■ What this task involves: Exact reproduction is required for all entries.

※ ※ ※

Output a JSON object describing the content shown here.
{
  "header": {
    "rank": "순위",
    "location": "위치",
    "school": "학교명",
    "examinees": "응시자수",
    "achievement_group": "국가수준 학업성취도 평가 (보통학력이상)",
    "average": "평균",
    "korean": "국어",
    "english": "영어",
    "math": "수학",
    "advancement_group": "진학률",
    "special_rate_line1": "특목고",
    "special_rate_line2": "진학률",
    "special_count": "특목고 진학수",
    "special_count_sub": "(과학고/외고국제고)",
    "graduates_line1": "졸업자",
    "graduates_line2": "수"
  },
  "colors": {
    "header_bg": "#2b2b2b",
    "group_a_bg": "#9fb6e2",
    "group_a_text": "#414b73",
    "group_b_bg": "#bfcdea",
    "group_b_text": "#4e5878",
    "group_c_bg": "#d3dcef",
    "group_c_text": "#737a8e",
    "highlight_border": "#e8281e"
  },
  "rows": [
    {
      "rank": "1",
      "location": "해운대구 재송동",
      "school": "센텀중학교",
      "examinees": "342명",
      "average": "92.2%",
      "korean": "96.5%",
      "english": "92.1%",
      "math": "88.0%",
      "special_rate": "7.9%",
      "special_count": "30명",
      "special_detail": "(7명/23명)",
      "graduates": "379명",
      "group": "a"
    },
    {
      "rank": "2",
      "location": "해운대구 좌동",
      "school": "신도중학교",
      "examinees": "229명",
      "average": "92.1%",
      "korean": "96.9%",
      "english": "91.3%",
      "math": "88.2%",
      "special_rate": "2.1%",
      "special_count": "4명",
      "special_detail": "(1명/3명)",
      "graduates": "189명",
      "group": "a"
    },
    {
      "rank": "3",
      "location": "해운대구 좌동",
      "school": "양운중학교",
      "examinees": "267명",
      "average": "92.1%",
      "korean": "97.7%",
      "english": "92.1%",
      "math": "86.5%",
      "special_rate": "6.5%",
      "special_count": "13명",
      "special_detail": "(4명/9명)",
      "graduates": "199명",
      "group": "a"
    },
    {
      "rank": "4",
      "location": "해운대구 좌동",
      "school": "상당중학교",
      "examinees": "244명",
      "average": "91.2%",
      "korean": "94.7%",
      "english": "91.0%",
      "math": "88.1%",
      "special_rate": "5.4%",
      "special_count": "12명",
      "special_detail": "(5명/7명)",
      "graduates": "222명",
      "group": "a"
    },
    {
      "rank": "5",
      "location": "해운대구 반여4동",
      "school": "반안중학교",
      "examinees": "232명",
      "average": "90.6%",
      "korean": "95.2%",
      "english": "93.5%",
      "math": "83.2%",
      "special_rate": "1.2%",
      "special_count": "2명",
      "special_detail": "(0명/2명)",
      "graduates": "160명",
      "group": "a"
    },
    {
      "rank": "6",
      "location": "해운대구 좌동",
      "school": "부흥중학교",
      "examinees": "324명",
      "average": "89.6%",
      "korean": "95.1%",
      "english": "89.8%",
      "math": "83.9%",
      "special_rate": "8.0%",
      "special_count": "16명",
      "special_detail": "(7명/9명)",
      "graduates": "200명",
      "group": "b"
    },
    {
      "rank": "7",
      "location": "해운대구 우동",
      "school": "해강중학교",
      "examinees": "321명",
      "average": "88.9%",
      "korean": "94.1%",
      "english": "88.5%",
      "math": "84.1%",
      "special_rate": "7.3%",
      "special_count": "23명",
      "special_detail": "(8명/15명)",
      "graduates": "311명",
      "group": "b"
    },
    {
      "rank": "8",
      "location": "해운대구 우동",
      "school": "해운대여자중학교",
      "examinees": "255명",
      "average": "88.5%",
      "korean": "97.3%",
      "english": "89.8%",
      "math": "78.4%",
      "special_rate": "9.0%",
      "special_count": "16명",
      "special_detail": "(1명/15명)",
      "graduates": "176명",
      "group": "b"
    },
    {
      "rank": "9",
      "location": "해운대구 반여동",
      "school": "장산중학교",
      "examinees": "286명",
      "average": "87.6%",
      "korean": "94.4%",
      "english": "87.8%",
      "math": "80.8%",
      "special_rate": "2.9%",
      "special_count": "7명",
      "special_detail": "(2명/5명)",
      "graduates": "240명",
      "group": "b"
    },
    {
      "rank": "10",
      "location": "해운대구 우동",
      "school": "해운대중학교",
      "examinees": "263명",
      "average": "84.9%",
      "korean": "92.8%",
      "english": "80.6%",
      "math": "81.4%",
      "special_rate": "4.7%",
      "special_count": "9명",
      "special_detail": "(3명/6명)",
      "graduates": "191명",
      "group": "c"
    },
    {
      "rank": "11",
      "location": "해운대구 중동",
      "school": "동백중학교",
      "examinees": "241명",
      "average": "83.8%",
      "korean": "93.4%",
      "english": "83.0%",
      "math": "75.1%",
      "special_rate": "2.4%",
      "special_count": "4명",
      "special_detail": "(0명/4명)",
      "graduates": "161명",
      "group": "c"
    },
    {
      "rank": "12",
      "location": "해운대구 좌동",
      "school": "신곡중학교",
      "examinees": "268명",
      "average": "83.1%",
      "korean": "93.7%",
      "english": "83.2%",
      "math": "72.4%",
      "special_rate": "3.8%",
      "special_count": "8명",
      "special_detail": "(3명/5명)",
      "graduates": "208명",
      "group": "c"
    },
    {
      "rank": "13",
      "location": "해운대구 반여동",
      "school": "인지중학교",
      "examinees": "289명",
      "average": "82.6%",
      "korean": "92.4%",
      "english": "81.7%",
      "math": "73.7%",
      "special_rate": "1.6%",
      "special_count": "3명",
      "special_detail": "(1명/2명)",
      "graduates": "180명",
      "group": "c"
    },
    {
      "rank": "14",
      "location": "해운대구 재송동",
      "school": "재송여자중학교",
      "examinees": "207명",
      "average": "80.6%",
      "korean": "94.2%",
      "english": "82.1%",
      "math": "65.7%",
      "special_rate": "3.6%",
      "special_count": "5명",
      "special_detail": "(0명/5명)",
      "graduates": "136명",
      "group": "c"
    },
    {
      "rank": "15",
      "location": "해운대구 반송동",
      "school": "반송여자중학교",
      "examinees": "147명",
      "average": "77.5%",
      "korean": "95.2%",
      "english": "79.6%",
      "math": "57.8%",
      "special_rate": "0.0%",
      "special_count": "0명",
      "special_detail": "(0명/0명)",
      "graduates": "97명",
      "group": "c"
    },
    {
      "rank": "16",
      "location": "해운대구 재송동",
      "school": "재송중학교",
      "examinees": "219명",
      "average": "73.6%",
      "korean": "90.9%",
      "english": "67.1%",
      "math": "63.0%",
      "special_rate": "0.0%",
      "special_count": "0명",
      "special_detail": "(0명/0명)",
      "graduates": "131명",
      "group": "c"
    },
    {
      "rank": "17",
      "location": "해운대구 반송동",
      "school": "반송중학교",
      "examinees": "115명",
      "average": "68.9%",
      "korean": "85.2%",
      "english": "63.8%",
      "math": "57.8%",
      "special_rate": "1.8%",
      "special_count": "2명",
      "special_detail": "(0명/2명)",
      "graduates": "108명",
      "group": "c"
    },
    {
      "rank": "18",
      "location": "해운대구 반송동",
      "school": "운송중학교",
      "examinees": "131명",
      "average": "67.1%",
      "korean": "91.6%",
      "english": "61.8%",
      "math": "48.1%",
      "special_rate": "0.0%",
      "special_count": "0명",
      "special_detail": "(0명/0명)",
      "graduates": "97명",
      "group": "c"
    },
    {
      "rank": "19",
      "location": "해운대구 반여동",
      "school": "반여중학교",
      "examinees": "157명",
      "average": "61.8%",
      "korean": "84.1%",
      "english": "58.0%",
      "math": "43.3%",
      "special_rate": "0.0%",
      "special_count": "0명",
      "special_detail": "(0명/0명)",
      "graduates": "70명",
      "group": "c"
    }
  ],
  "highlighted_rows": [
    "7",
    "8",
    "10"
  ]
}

※ ※ ※

■ Full response:
Output a JSON object describing the content shown here.
{
  "header": {
    "rank": "순위",
    "location": "위치",
    "school": "학교명",
    "examinees": "응시자수",
    "achievement_group": "국가수준 학업성취도 평가 (보통학력이상)",
    "average": "평균",
    "korean": "국어",
    "english": "영어",
    "math": "수학",
    "advancement_group": "진학률",
    "special_rate_line1": "특목고",
    "special_rate_line2": "진학률",
    "special_count": "특목고 진학수",
    "special_count_sub": "(과학고/외고국제고)",
    "graduates_line1": "졸업자",
    "graduates_line2": "수"
  },
  "colors": {
    "header_bg": "#2b2b2b",
    "group_a_bg": "#9fb6e2",
    "group_a_text": "#414b73",
    "group_b_bg": "#bfcdea",
    "group_b_text": "#4e5878",
    "group_c_bg": "#d3dcef",
    "group_c_text": "#737a8e",
    "highlight_border": "#e8281e"
  },
  "rows": [
    {
      "rank": "1",
      "location": "해운대구 재송동",
      "school": "센텀중학교",
      "examinees": "342명",
      "average": "92.2%",
      "korean": "96.5%",
      "english": "92.1%",
      "math": "88.0%",
      "special_rate": "7.9%",
      "special_count": "30명",
      "special_detail": "(7명/23명)",
      "graduates": "379명",
      "group": "a"
    },
    {
      "rank": "2",
      "location": "해운대구 좌동",
      "school": "신도중학교",
      "examinees": "229명",
      "average": "92.1%",
      "korean": "96.9%",
      "english": "91.3%",
      "math": "88.2%",
      "special_rate": "2.1%",
      "special_count": "4명",
      "special_detail": "(1명/3명)",
      "graduates": "189명",
      "group": "a"
    },
    {
      "rank": "3",
      "location": "해운대구 좌동",
      "school": "양운중학교",
      "examinees": "267명",
      "average": "92.1%",
      "korean": "97.7%",
      "english": "92.1%",
      "math": "86.5%",
      "special_rate": "6.5%",
      "special_count": "13명",
      "special_detail": "(4명/9명)",
      "graduates": "199명",
      "group": "a"
    },
    {
      "rank": "4",
      "location": "해운대구 좌동",
      "school": "상당중학교",
      "examinees": "244명",
      "average": "91.2%",
      "korean": "94.7%",
      "english": "91.0%",
      "math": "88.1%",
      "special_rate": "5.4%",
      "special_count": "12명",
      "special_detail": "(5명/7명)",
      "graduates": "222명",
      "group": "a"
    },
    {
      "rank": "5",
      "location": "해운대구 반여4동",
      "school": "반안중학교",
      "examinees": "232명",
      "average": "90.6%",
      "korean": "95.2%",
      "english": "93.5%",
      "math": "83.2%",
      "special_rate": "1.2%",
      "special_count": "2명",
      "special_detail": "(0명/2명)",
      "graduates": "160명",
      "group": "a"
    },
    {
      "rank": "6",
      "location": "해운대구 좌동",
      "school": "부흥중학교",
      "examinees": "324명",
      "average": "89.6%",
      "korean": "95.1%",
      "english": "89.8%",
      "math": "83.9%",
      "special_rate": "8.0%",
      "special_count": "16명",
      "special_detail": "(7명/9명)",
      "graduates": "200명",
      "group": "b"
    },
    {
      "rank": "7",
      "location": "해운대구 우동",
      "school": "해강중학교",
      "examinees": "321명",
      "average": "88.9%",
      "korean": "94.1%",
      "english": "88.5%",
      "math": "84.1%",
      "special_rate": "7.3%",
      "special_count": "23명",
      "special_detail": "(8명/15명)",
      "graduates": "311명",
      "group": "b"
    },
    {
      "rank": "8",
      "location": "해운대구 우동",
      "school": "해운대여자중학교",
      "examinees": "255명",
      "average": "88.5%",
      "korean": "97.3%",
      "english": "89.8%",
      "math": "78.4%",
      "special_rate": "9.0%",
      "special_count": "16명",
      "special_detail": "(1명/15명)",
      "graduates": "176명",
      "group": "b"
    },
    {
      "rank": "9",
      "location": "해운대구 반여동",
      "school": "장산중학교",
      "examinees": "286명",
      "average": "87.6%",
      "korean": "94.4%",
      "english": "87.8%",
      "math": "80.8%",
      "special_rate": "2.9%",
      "special_count": "7명",
      "special_detail": "(2명/5명)",
      "graduates": "240명",
      "group": "b"
    },
    {
      "rank": "10",
      "location": "해운대구 우동",
      "school": "해운대중학교",
      "examinees": "263명",
      "average": "84.9%",
      "korean": "92.8%",
      "english": "80.6%",
      "math": "81.4%",
      "special_rate": "4.7%",
      "special_count": "9명",
      "special_detail": "(3명/6명)",
      "graduates": "191명",
      "group": "c"
    },
    {
      "rank": "11",
      "location": "해운대구 중동",
      "school": "동백중학교",
      "examinees": "241명",
      "average": "83.8%",
      "korean": "93.4%",
      "english": "83.0%",
      "math": "75.1%",
      "special_rate": "2.4%",
      "special_count": "4명",
      "special_detail": "(0명/4명)",
      "graduates": "161명",
      "group": "c"
    },
    {
      "rank": "12",
      "location": "해운대구 좌동",
      "school": "신곡중학교",
      "examinees": "268명",
      "average": "83.1%",
      "korean": "93.7%",
      "english": "83.2%",
      "math": "72.4%",
      "special_rate": "3.8%",
      "special_count": "8명",
      "special_detail": "(3명/5명)",
      "graduates": "208명",
      "group": "c"
    },
    {
      "rank": "13",
      "location": "해운대구 반여동",
      "school": "인지중학교",
      "examinees": "289명",
      "average": "82.6%",
      "korean": "92.4%",
      "english": "81.7%",
      "math": "73.7%",
      "special_rate": "1.6%",
      "special_count": "3명",
      "special_detail": "(1명/2명)",
      "graduates": "180명",
      "group": "c"
    },
    {
      "rank": "14",
      "location": "해운대구 재송동",
      "school": "재송여자중학교",
      "examinees": "207명",
      "average": "80.6%",
      "korean": "94.2%",
      "english": "82.1%",
      "math": "65.7%",
      "special_rate": "3.6%",
      "special_count": "5명",
      "special_detail": "(0명/5명)",
      "graduates": "136명",
      "group": "c"
    },
    {
      "rank": "15",
      "location": "해운대구 반송동",
      "school": "반송여자중학교",
      "examinees": "147명",
      "average": "77.5%",
      "korean": "95.2%",
      "english": "79.6%",
      "math": "57.8%",
      "special_rate": "0.0%",
      "special_count": "0명",
      "special_detail": "(0명/0명)",
      "graduates": "97명",
      "group": "c"
    },
    {
      "rank": "16",
      "location": "해운대구 재송동",
      "school": "재송중학교",
      "examinees": "219명",
      "average": "73.6%",
      "korean": "90.9%",
      "english": "67.1%",
      "math": "63.0%",
      "special_rate": "0.0%",
      "special_count": "0명",
      "special_detail": "(0명/0명)",
      "graduates": "131명",
      "group": "c"
    },
    {
      "rank": "17",
      "location": "해운대구 반송동",
      "school": "반송중학교",
      "examinees": "115명",
      "average": "68.9%",
      "korean": "85.2%",
      "english": "63.8%",
      "math": "57.8%",
      "special_rate": "1.8%",
      "special_count": "2명",
      "special_detail": "(0명/2명)",
      "graduates": "108명",
      "group": "c"
    },
    {
      "rank": "18",
      "location": "해운대구 반송동",
      "school": "운송중학교",
      "examinees": "131명",
      "average": "67.1%",
      "korean": "91.6%",
      "english": "61.8%",
      "math": "48.1%",
      "special_rate": "0.0%",
      "special_count": "0명",
      "special_detail": "(0명/0명)",
      "graduates": "97명",
      "group": "c"
    },
    {
      "rank": "19",
      "location": "해운대구 반여동",
      "school": "반여중학교",
      "examinees": "157명",
      "average": "61.8%",
      "korean": "84.1%",
      "english": "58.0%",
      "math": "43.3%",
      "special_rate": "0.0%",
      "special_count": "0명",
      "special_detail": "(0명/0명)",
      "graduates": "70명",
      "group": "c"
    }
  ],
  "highlighted_rows": [
    "7",
    "8",
    "10"
  ]
}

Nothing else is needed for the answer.